- STATED TASK: Filter the records, keeping only the lines that contain the word "voter". Copy each of those lines in full.
## begin PROVIDED INFORMATION
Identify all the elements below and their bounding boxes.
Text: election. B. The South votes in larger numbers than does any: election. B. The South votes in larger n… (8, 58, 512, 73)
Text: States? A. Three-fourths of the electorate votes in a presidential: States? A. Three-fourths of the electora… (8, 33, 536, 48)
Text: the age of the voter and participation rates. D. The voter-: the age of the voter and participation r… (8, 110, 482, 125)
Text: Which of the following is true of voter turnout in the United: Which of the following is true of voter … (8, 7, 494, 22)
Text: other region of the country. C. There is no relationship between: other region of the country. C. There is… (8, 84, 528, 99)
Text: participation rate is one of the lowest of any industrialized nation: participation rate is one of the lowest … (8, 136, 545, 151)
## end PROVIDED INFORMATION
- TASK OUTPUT:
Text: the age of the voter and participation rates. D. The voter-: the age of the voter and participation r… (8, 110, 482, 125)
Text: Which of the following is true of voter turnout in the United: Which of the following is true of voter … (8, 7, 494, 22)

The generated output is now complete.